* **Records for the task**:

::::::::

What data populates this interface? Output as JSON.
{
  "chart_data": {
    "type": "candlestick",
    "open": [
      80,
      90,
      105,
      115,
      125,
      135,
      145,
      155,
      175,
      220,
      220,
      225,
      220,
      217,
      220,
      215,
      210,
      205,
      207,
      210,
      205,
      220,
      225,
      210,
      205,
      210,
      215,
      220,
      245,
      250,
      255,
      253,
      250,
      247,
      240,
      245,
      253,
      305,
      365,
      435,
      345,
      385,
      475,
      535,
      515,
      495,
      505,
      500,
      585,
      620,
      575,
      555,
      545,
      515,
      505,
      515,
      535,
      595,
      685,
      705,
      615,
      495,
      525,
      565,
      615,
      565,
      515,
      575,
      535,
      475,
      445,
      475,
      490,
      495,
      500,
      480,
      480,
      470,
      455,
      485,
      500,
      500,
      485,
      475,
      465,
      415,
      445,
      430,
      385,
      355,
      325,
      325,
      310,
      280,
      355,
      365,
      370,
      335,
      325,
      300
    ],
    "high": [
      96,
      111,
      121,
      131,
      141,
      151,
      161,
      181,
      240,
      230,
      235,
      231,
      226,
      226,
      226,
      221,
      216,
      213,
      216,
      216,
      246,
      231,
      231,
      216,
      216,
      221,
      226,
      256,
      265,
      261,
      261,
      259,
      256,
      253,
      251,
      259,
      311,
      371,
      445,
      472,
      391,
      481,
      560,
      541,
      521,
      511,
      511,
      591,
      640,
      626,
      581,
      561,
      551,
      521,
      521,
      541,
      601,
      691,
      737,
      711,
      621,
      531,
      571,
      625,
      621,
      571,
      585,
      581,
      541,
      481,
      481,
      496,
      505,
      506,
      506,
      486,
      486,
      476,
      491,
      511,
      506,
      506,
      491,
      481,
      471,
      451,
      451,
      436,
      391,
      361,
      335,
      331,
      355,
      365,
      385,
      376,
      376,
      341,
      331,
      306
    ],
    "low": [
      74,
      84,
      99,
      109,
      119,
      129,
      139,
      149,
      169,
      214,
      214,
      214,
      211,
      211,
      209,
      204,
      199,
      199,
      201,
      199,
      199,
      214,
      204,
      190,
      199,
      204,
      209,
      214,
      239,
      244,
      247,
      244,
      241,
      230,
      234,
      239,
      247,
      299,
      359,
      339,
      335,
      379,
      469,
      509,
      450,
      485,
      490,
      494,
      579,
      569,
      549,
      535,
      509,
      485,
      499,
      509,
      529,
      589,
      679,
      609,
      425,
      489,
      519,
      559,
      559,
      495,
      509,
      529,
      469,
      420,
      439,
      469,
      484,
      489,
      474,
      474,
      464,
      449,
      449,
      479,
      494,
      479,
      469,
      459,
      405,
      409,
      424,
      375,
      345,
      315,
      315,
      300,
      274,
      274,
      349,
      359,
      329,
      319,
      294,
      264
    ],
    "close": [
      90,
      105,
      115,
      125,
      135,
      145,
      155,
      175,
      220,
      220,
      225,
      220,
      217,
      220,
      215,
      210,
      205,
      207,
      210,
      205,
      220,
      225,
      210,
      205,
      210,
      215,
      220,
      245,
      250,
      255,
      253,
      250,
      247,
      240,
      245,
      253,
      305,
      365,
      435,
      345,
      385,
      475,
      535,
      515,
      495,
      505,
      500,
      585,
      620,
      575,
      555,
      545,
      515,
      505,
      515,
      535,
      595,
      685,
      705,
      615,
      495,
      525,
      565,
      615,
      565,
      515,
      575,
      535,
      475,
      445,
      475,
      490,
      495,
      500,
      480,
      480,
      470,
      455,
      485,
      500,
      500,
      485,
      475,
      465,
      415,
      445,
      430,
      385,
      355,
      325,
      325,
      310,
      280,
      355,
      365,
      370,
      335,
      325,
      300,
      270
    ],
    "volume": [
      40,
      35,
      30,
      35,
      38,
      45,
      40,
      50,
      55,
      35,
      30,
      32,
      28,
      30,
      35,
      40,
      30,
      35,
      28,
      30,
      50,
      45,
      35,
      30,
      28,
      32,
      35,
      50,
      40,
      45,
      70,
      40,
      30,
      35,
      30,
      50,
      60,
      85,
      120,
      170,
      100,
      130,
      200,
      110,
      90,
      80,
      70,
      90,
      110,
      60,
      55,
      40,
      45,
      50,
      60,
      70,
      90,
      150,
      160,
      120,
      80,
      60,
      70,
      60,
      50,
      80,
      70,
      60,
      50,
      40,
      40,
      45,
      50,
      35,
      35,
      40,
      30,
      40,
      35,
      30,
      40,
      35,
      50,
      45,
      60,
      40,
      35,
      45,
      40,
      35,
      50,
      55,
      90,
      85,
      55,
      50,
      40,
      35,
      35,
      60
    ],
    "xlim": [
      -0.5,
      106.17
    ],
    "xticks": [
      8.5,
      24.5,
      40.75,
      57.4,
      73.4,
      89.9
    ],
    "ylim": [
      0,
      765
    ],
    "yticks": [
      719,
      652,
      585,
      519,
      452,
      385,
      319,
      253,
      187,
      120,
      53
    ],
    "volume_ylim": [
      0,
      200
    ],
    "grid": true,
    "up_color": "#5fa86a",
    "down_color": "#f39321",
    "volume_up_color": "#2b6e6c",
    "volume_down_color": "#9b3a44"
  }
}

::::::::

* **Exercise requirements**: Without leaving anything out, quote all the data.

* **Task response**:
What data populates this interface? Output as JSON.
{
  "chart_data": {
    "type": "candlestick",
    "open": [
      80,
      90,
      105,
      115,
      125,
      135,
      145,
      155,
      175,
      220,
      220,
      225,
      220,
      217,
      220,
      215,
      210,
      205,
      207,
      210,
      205,
      220,
      225,
      210,
      205,
      210,
      215,
      220,
      245,
      250,
      255,
      253,
      250,
      247,
      240,
      245,
      253,
      305,
      365,
      435,
      345,
      385,
      475,
      535,
      515,
      495,
      505,
      500,
      585,
      620,
      575,
      555,
      545,
      515,
      505,
      515,
      535,
      595,
      685,
      705,
      615,
      495,
      525,
      565,
      615,
      565,
      515,
      575,
      535,
      475,
      445,
      475,
      490,
      495,
      500,
      480,
      480,
      470,
      455,
      485,
      500,
      500,
      485,
      475,
      465,
      415,
      445,
      430,
      385,
      355,
      325,
      325,
      310,
      280,
      355,
      365,
      370,
      335,
      325,
      300
    ],
    "high": [
      96,
      111,
      121,
      131,
      141,
      151,
      161,
      181,
      240,
      230,
      235,
      231,
      226,
      226,
      226,
      221,
      216,
      213,
      216,
      216,
      246,
      231,
      231,
      216,
      216,
      221,
      226,
      256,
      265,
      261,
      261,
      259,
      256,
      253,
      251,
      259,
      311,
      371,
      445,
      472,
      391,
      481,
      560,
      541,
      521,
      511,
      511,
      591,
      640,
      626,
      581,
      561,
      551,
      521,
      521,
      541,
      601,
      691,
      737,
      711,
      621,
      531,
      571,
      625,
      621,
      571,
      585,
      581,
      541,
      481,
      481,
      496,
      505,
      506,
      506,
      486,
      486,
      476,
      491,
      511,
      506,
      506,
      491,
      481,
      471,
      451,
      451,
      436,
      391,
      361,
      335,
      331,
      355,
      365,
      385,
      376,
      376,
      341,
      331,
      306
    ],
    "low": [
      74,
      84,
      99,
      109,
      119,
      129,
      139,
      149,
      169,
      214,
      214,
      214,
      211,
      211,
      209,
      204,
      199,
      199,
      201,
      199,
      199,
      214,
      204,
      190,
      199,
      204,
      209,
      214,
      239,
      244,
      247,
      244,
      241,
      230,
      234,
      239,
      247,
      299,
      359,
      339,
      335,
      379,
      469,
      509,
      450,
      485,
      490,
      494,
      579,
      569,
      549,
      535,
      509,
      485,
      499,
      509,
      529,
      589,
      679,
      609,
      425,
      489,
      519,
      559,
      559,
      495,
      509,
      529,
      469,
      420,
      439,
      469,
      484,
      489,
      474,
      474,
      464,
      449,
      449,
      479,
      494,
      479,
      469,
      459,
      405,
      409,
      424,
      375,
      345,
      315,
      315,
      300,
      274,
      274,
      349,
      359,
      329,
      319,
      294,
      264
    ],
    "close": [
      90,
      105,
      115,
      125,
      135,
      145,
      155,
      175,
      220,
      220,
      225,
      220,
      217,
      220,
      215,
      210,
      205,
      207,
      210,
      205,
      220,
      225,
      210,
      205,
      210,
      215,
      220,
      245,
      250,
      255,
      253,
      250,
      247,
      240,
      245,
      253,
      305,
      365,
      435,
      345,
      385,
      475,
      535,
      515,
      495,
      505,
      500,
      585,
      620,
      575,
      555,
      545,
      515,
      505,
      515,
      535,
      595,
      685,
      705,
      615,
      495,
      525,
      565,
      615,
      565,
      515,
      575,
      535,
      475,
      445,
      475,
      490,
      495,
      500,
      480,
      480,
      470,
      455,
      485,
      500,
      500,
      485,
      475,
      465,
      415,
      445,
      430,
      385,
      355,
      325,
      325,
      310,
      280,
      355,
      365,
      370,
      335,
      325,
      300,
      270
    ],
    "volume": [
      40,
      35,
      30,
      35,
      38,
      45,
      40,
      50,
      55,
      35,
      30,
      32,
      28,
      30,
      35,
      40,
      30,
      35,
      28,
      30,
      50,
      45,
      35,
      30,
      28,
      32,
      35,
      50,
      40,
      45,
      70,
      40,
      30,
      35,
      30,
      50,
      60,
      85,
      120,
      170,
      100,
      130,
      200,
      110,
      90,
      80,
      70,
      90,
      110,
      60,
      55,
      40,
      45,
      50,
      60,
      70,
      90,
      150,
      160,
      120,
      80,
      60,
      70,
      60,
      50,
      80,
      70,
      60,
      50,
      40,
      40,
      45,
      50,
      35,
      35,
      40,
      30,
      40,
      35,
      30,
      40,
      35,
      50,
      45,
      60,
      40,
      35,
      45,
      40,
      35,
      50,
      55,
      90,
      85,
      55,
      50,
      40,
      35,
      35,
      60
    ],
    "xlim": [
      -0.5,
      106.17
    ],
    "xticks": [
      8.5,
      24.5,
      40.75,
      57.4,
      73.4,
      89.9
    ],
    "ylim": [
      0,
      765
    ],
    "yticks": [
      719,
      652,
      585,
      519,
      452,
      385,
      319,
      253,
      187,
      120,
      53
    ],
    "volume_ylim": [
      0,
      200
    ],
    "grid": true,
    "up_color": "#5fa86a",
    "down_color": "#f39321",
    "volume_up_color": "#2b6e6c",
    "volume_down_color": "#9b3a44"
  }
}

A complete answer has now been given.